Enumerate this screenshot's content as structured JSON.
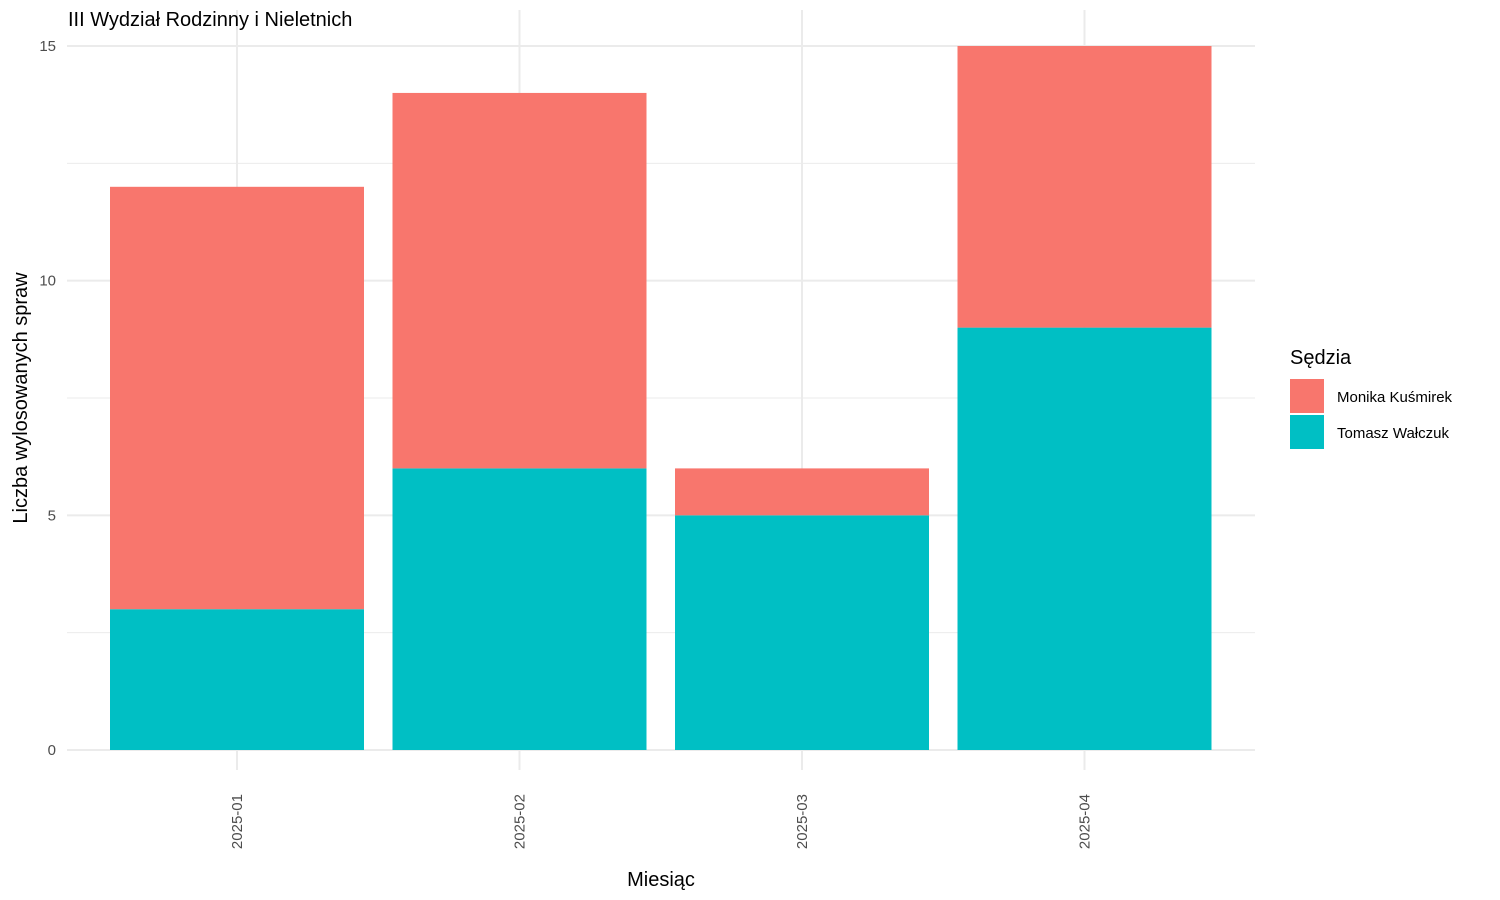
{
  "chart_data": {
    "type": "bar",
    "stacked": true,
    "title": "III Wydział Rodzinny i Nieletnich",
    "xlabel": "Miesiąc",
    "ylabel": "Liczba wylosowanych spraw",
    "categories": [
      "2025-01",
      "2025-02",
      "2025-03",
      "2025-04"
    ],
    "series": [
      {
        "name": "Tomasz Wałczuk",
        "color": "#00BFC4",
        "values": [
          3,
          6,
          5,
          9
        ]
      },
      {
        "name": "Monika Kuśmirek",
        "color": "#F8766D",
        "values": [
          9,
          8,
          1,
          6
        ]
      }
    ],
    "ylim": [
      0,
      15
    ],
    "yticks": [
      0,
      5,
      10,
      15
    ],
    "grid": true,
    "legend": {
      "title": "Sędzia",
      "placement": "right",
      "order": [
        "Monika Kuśmirek",
        "Tomasz Wałczuk"
      ]
    }
  }
}
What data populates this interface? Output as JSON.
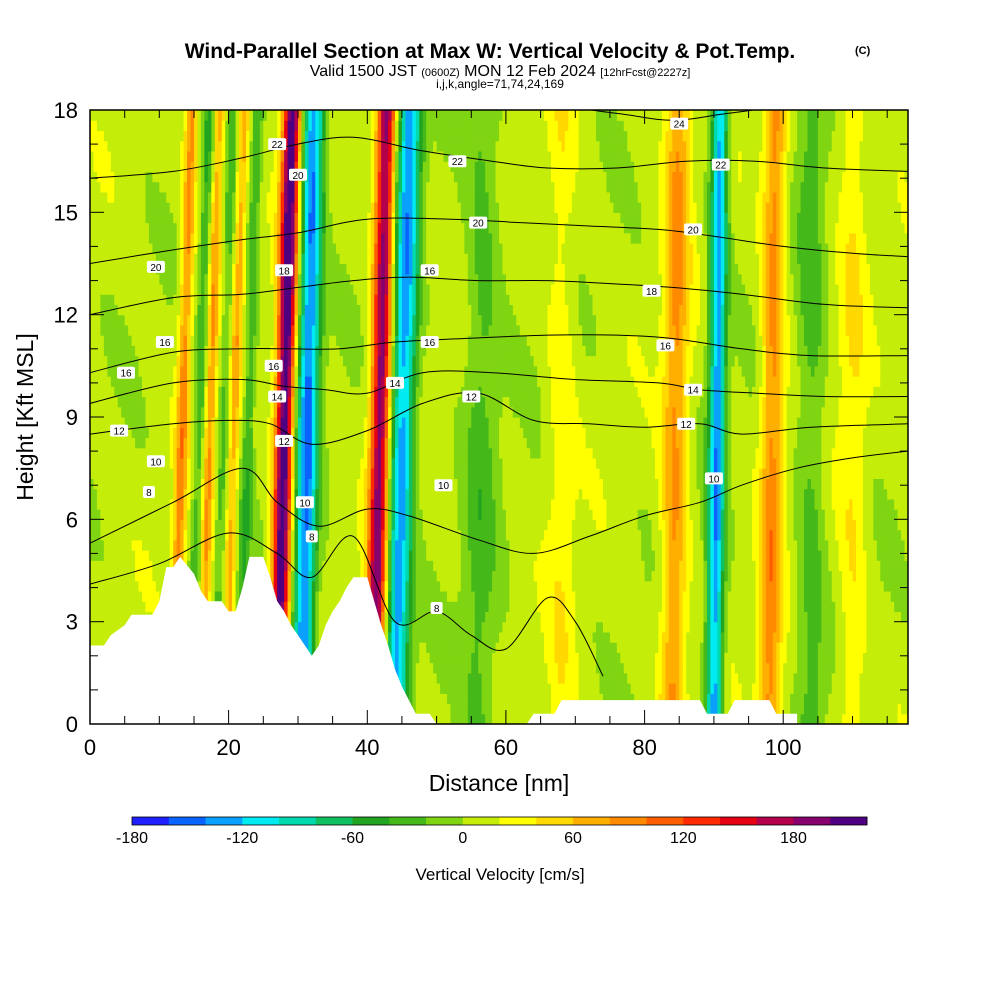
{
  "header": {
    "title": "Wind-Parallel Section at Max W: Vertical Velocity & Pot.Temp.",
    "title_mark": "(C)",
    "subtitle_a": "Valid 1500 JST ",
    "subtitle_b": "(0600Z)",
    "subtitle_c": " MON 12 Feb 2024 ",
    "subtitle_d": "[12hrFcst@2227z]",
    "subtitle2": "i,j,k,angle=71,74,24,169"
  },
  "chart_data": {
    "type": "heatmap",
    "title": "Wind-Parallel Section at Max W: Vertical Velocity & Pot.Temp.",
    "xlabel": "Distance [nm]",
    "ylabel": "Height [Kft MSL]",
    "xlim": [
      0,
      118
    ],
    "ylim": [
      0,
      18
    ],
    "xticks": [
      0,
      20,
      40,
      60,
      80,
      100
    ],
    "yticks": [
      0,
      3,
      6,
      9,
      12,
      15,
      18
    ],
    "colorbar": {
      "label": "Vertical Velocity [cm/s]",
      "min": -180,
      "max": 210,
      "step": 20,
      "tick_values": [
        -180,
        -120,
        -60,
        0,
        60,
        120,
        180
      ],
      "colors": [
        "#1f1fff",
        "#0a62ff",
        "#0aa0ff",
        "#00eaf2",
        "#00d8ad",
        "#10c060",
        "#21a520",
        "#45b81a",
        "#80d512",
        "#c4ee0a",
        "#ffff00",
        "#ffd900",
        "#ffaf00",
        "#ff8a00",
        "#ff5e00",
        "#ff2a00",
        "#e60014",
        "#b4004a",
        "#86006e",
        "#4f0080"
      ]
    },
    "terrain": [
      [
        0,
        2.3
      ],
      [
        2,
        2.3
      ],
      [
        3,
        2.6
      ],
      [
        5,
        2.9
      ],
      [
        6,
        3.2
      ],
      [
        9,
        3.2
      ],
      [
        10,
        3.6
      ],
      [
        11,
        4.6
      ],
      [
        12,
        4.6
      ],
      [
        13,
        4.9
      ],
      [
        15,
        4.4
      ],
      [
        16,
        3.9
      ],
      [
        17,
        3.6
      ],
      [
        19,
        3.6
      ],
      [
        20,
        3.3
      ],
      [
        21,
        3.3
      ],
      [
        22,
        4.0
      ],
      [
        23,
        4.9
      ],
      [
        25,
        4.9
      ],
      [
        26,
        4.3
      ],
      [
        27,
        3.6
      ],
      [
        28,
        3.3
      ],
      [
        29,
        2.9
      ],
      [
        30,
        2.6
      ],
      [
        31,
        2.3
      ],
      [
        32,
        2.0
      ],
      [
        33,
        2.3
      ],
      [
        34,
        2.9
      ],
      [
        35,
        3.3
      ],
      [
        36,
        3.6
      ],
      [
        37,
        4.0
      ],
      [
        38,
        4.3
      ],
      [
        40,
        4.3
      ],
      [
        41,
        3.6
      ],
      [
        42,
        2.9
      ],
      [
        43,
        2.3
      ],
      [
        44,
        1.6
      ],
      [
        45,
        1.1
      ],
      [
        46,
        0.7
      ],
      [
        47,
        0.3
      ],
      [
        49,
        0.3
      ],
      [
        50,
        0.0
      ],
      [
        63,
        0.0
      ],
      [
        64,
        0.3
      ],
      [
        67,
        0.3
      ],
      [
        68,
        0.7
      ],
      [
        88,
        0.7
      ],
      [
        89,
        0.3
      ],
      [
        92,
        0.3
      ],
      [
        93,
        0.7
      ],
      [
        98,
        0.7
      ],
      [
        99,
        0.3
      ],
      [
        102,
        0.3
      ],
      [
        102,
        0.0
      ],
      [
        118,
        0.0
      ]
    ],
    "w_bands": [
      {
        "x": 12.0,
        "slope": 0.15,
        "width": 0.9,
        "amp": 80
      },
      {
        "x": 14.5,
        "slope": 0.15,
        "width": 0.8,
        "amp": -45
      },
      {
        "x": 16.0,
        "slope": 0.15,
        "width": 0.8,
        "amp": 70
      },
      {
        "x": 18.0,
        "slope": 0.15,
        "width": 0.8,
        "amp": -35
      },
      {
        "x": 19.5,
        "slope": 0.15,
        "width": 0.8,
        "amp": 60
      },
      {
        "x": 21.5,
        "slope": 0.15,
        "width": 0.9,
        "amp": -45
      },
      {
        "x": 27.0,
        "slope": 0.12,
        "width": 1.3,
        "amp": 215
      },
      {
        "x": 30.5,
        "slope": 0.1,
        "width": 1.6,
        "amp": -150
      },
      {
        "x": 41.0,
        "slope": 0.1,
        "width": 1.4,
        "amp": 185
      },
      {
        "x": 44.0,
        "slope": 0.12,
        "width": 1.8,
        "amp": -140
      },
      {
        "x": 56.0,
        "slope": 0.05,
        "width": 2.5,
        "amp": -35
      },
      {
        "x": 68.0,
        "slope": 0.0,
        "width": 2.0,
        "amp": 25
      },
      {
        "x": 84.0,
        "slope": 0.05,
        "width": 1.8,
        "amp": 75
      },
      {
        "x": 90.0,
        "slope": 0.05,
        "width": 1.2,
        "amp": -140
      },
      {
        "x": 98.0,
        "slope": 0.05,
        "width": 1.6,
        "amp": 80
      },
      {
        "x": 104.0,
        "slope": 0.0,
        "width": 2.0,
        "amp": -35
      },
      {
        "x": 110.0,
        "slope": 0.0,
        "width": 2.0,
        "amp": 30
      }
    ],
    "theta_contours": [
      {
        "level": 8,
        "points": [
          [
            0,
            4.1
          ],
          [
            10,
            4.7
          ],
          [
            20,
            5.6
          ],
          [
            27,
            5.0
          ],
          [
            32,
            4.3
          ],
          [
            38,
            5.5
          ],
          [
            44,
            3.0
          ],
          [
            50,
            3.3
          ],
          [
            55,
            2.6
          ],
          [
            60,
            2.2
          ],
          [
            66,
            3.7
          ],
          [
            70,
            3.0
          ],
          [
            74,
            1.4
          ]
        ]
      },
      {
        "level": 10,
        "points": [
          [
            0,
            5.3
          ],
          [
            12,
            6.5
          ],
          [
            22,
            7.5
          ],
          [
            27,
            6.5
          ],
          [
            33,
            5.8
          ],
          [
            40,
            6.3
          ],
          [
            46,
            6.1
          ],
          [
            56,
            5.4
          ],
          [
            64,
            5.0
          ],
          [
            72,
            5.5
          ],
          [
            80,
            6.1
          ],
          [
            88,
            6.5
          ],
          [
            94,
            7.0
          ],
          [
            102,
            7.5
          ],
          [
            110,
            7.8
          ],
          [
            118,
            8.0
          ]
        ]
      },
      {
        "level": 12,
        "points": [
          [
            0,
            8.5
          ],
          [
            12,
            8.8
          ],
          [
            20,
            8.9
          ],
          [
            26,
            8.8
          ],
          [
            32,
            8.2
          ],
          [
            40,
            8.6
          ],
          [
            48,
            9.4
          ],
          [
            56,
            9.7
          ],
          [
            64,
            8.9
          ],
          [
            72,
            8.8
          ],
          [
            80,
            8.7
          ],
          [
            88,
            8.8
          ],
          [
            94,
            8.5
          ],
          [
            104,
            8.7
          ],
          [
            118,
            8.8
          ]
        ]
      },
      {
        "level": 14,
        "points": [
          [
            0,
            9.4
          ],
          [
            12,
            10.0
          ],
          [
            22,
            10.1
          ],
          [
            28,
            9.9
          ],
          [
            34,
            9.8
          ],
          [
            40,
            9.7
          ],
          [
            48,
            10.3
          ],
          [
            58,
            10.3
          ],
          [
            70,
            10.1
          ],
          [
            82,
            10.0
          ],
          [
            88,
            9.8
          ],
          [
            96,
            9.7
          ],
          [
            106,
            9.6
          ],
          [
            118,
            9.6
          ]
        ]
      },
      {
        "level": 16,
        "points": [
          [
            0,
            10.3
          ],
          [
            12,
            10.9
          ],
          [
            22,
            11.0
          ],
          [
            28,
            11.0
          ],
          [
            36,
            11.0
          ],
          [
            44,
            11.2
          ],
          [
            54,
            11.3
          ],
          [
            66,
            11.4
          ],
          [
            76,
            11.4
          ],
          [
            84,
            11.3
          ],
          [
            94,
            11.0
          ],
          [
            104,
            10.8
          ],
          [
            118,
            10.8
          ]
        ]
      },
      {
        "level": 18,
        "points": [
          [
            0,
            12.0
          ],
          [
            12,
            12.5
          ],
          [
            22,
            12.6
          ],
          [
            30,
            12.8
          ],
          [
            38,
            13.0
          ],
          [
            46,
            13.1
          ],
          [
            56,
            13.0
          ],
          [
            66,
            13.0
          ],
          [
            76,
            12.9
          ],
          [
            84,
            12.8
          ],
          [
            94,
            12.6
          ],
          [
            106,
            12.3
          ],
          [
            118,
            12.2
          ]
        ]
      },
      {
        "level": 20,
        "points": [
          [
            0,
            13.5
          ],
          [
            12,
            13.9
          ],
          [
            22,
            14.2
          ],
          [
            30,
            14.4
          ],
          [
            40,
            14.8
          ],
          [
            52,
            14.8
          ],
          [
            62,
            14.7
          ],
          [
            72,
            14.6
          ],
          [
            82,
            14.5
          ],
          [
            90,
            14.3
          ],
          [
            100,
            14.0
          ],
          [
            110,
            13.8
          ],
          [
            118,
            13.7
          ]
        ]
      },
      {
        "level": 22,
        "points": [
          [
            0,
            16.0
          ],
          [
            12,
            16.2
          ],
          [
            22,
            16.6
          ],
          [
            30,
            17.0
          ],
          [
            38,
            17.2
          ],
          [
            48,
            16.8
          ],
          [
            58,
            16.5
          ],
          [
            66,
            16.3
          ],
          [
            76,
            16.3
          ],
          [
            86,
            16.5
          ],
          [
            96,
            16.5
          ],
          [
            106,
            16.3
          ],
          [
            118,
            16.2
          ]
        ]
      },
      {
        "level": 24,
        "points": [
          [
            0,
            18.3
          ],
          [
            20,
            18.4
          ],
          [
            40,
            18.5
          ],
          [
            60,
            18.3
          ],
          [
            76,
            17.9
          ],
          [
            84,
            17.7
          ],
          [
            92,
            17.9
          ],
          [
            104,
            18.2
          ],
          [
            118,
            18.3
          ]
        ]
      }
    ],
    "contour_labels": [
      {
        "text": "8",
        "x": 8.5,
        "y": 6.8
      },
      {
        "text": "10",
        "x": 9.5,
        "y": 7.7
      },
      {
        "text": "12",
        "x": 4.2,
        "y": 8.6
      },
      {
        "text": "16",
        "x": 5.2,
        "y": 10.3
      },
      {
        "text": "16",
        "x": 10.8,
        "y": 11.2
      },
      {
        "text": "20",
        "x": 9.5,
        "y": 13.4
      },
      {
        "text": "22",
        "x": 27.0,
        "y": 17.0
      },
      {
        "text": "20",
        "x": 30.0,
        "y": 16.1
      },
      {
        "text": "18",
        "x": 28.0,
        "y": 13.3
      },
      {
        "text": "16",
        "x": 26.5,
        "y": 10.5
      },
      {
        "text": "14",
        "x": 27.0,
        "y": 9.6
      },
      {
        "text": "12",
        "x": 28.0,
        "y": 8.3
      },
      {
        "text": "10",
        "x": 31.0,
        "y": 6.5
      },
      {
        "text": "8",
        "x": 32.0,
        "y": 5.5
      },
      {
        "text": "22",
        "x": 53.0,
        "y": 16.5
      },
      {
        "text": "20",
        "x": 56.0,
        "y": 14.7
      },
      {
        "text": "16",
        "x": 49.0,
        "y": 13.3
      },
      {
        "text": "16",
        "x": 49.0,
        "y": 11.2
      },
      {
        "text": "14",
        "x": 44.0,
        "y": 10.0
      },
      {
        "text": "12",
        "x": 55.0,
        "y": 9.6
      },
      {
        "text": "10",
        "x": 51.0,
        "y": 7.0
      },
      {
        "text": "8",
        "x": 50.0,
        "y": 3.4
      },
      {
        "text": "24",
        "x": 85.0,
        "y": 17.6
      },
      {
        "text": "22",
        "x": 91.0,
        "y": 16.4
      },
      {
        "text": "20",
        "x": 87.0,
        "y": 14.5
      },
      {
        "text": "18",
        "x": 81.0,
        "y": 12.7
      },
      {
        "text": "16",
        "x": 83.0,
        "y": 11.1
      },
      {
        "text": "14",
        "x": 87.0,
        "y": 9.8
      },
      {
        "text": "12",
        "x": 86.0,
        "y": 8.8
      },
      {
        "text": "10",
        "x": 90.0,
        "y": 7.2
      }
    ]
  }
}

→ TASK OBJECTIVE
Select all lines with the word "this" from the entries above.

→ COMPLETED TASK
Enumerate this screenshot's content as structured JSON.
What data populates this interface? Output as JSON.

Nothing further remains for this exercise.